**WORK TO DO**. Retype all of the entries word for word.

──────── DATA TO USE

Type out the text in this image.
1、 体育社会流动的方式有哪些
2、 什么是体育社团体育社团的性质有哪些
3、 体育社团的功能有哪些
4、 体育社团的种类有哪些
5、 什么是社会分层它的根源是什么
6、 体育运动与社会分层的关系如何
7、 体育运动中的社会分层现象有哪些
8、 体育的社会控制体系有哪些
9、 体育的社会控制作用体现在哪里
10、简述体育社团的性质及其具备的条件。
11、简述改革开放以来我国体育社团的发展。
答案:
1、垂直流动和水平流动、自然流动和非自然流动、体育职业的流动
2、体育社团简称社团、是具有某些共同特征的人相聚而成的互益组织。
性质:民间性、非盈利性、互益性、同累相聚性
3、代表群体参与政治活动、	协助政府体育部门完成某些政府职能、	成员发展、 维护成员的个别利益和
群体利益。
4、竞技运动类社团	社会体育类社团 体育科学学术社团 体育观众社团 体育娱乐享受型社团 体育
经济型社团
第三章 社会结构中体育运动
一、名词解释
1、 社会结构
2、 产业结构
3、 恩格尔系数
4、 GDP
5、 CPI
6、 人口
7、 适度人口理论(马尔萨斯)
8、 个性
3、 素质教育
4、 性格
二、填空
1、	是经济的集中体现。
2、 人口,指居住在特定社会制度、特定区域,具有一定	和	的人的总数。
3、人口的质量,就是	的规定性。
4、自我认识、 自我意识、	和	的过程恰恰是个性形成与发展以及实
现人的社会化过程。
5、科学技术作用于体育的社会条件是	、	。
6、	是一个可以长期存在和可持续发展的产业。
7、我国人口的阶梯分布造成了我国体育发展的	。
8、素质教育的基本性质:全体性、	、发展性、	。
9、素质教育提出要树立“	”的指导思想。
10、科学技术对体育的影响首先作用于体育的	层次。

────────────────

**RESPONSE**.
Type out the text in this image.
1、 体育社会流动的方式有哪些
2、 什么是体育社团体育社团的性质有哪些
3、 体育社团的功能有哪些
4、 体育社团的种类有哪些
5、 什么是社会分层它的根源是什么
6、 体育运动与社会分层的关系如何
7、 体育运动中的社会分层现象有哪些
8、 体育的社会控制体系有哪些
9、 体育的社会控制作用体现在哪里
10、简述体育社团的性质及其具备的条件。
11、简述改革开放以来我国体育社团的发展。
答案:
1、垂直流动和水平流动、自然流动和非自然流动、体育职业的流动
2、体育社团简称社团、是具有某些共同特征的人相聚而成的互益组织。
性质:民间性、非盈利性、互益性、同累相聚性
3、代表群体参与政治活动、	协助政府体育部门完成某些政府职能、	成员发展、 维护成员的个别利益和
群体利益。
4、竞技运动类社团	社会体育类社团 体育科学学术社团 体育观众社团 体育娱乐享受型社团 体育
经济型社团
第三章 社会结构中体育运动
一、名词解释
1、 社会结构
2、 产业结构
3、 恩格尔系数
4、 GDP
5、 CPI
6、 人口
7、 适度人口理论(马尔萨斯)
8、 个性
3、 素质教育
4、 性格
二、填空
1、	是经济的集中体现。
2、 人口,指居住在特定社会制度、特定区域,具有一定	和	的人的总数。
3、人口的质量,就是	的规定性。
4、自我认识、 自我意识、	和	的过程恰恰是个性形成与发展以及实
现人的社会化过程。
5、科学技术作用于体育的社会条件是	、	。
6、	是一个可以长期存在和可持续发展的产业。
7、我国人口的阶梯分布造成了我国体育发展的	。
8、素质教育的基本性质:全体性、	、发展性、	。
9、素质教育提出要树立“	”的指导思想。
10、科学技术对体育的影响首先作用于体育的	层次。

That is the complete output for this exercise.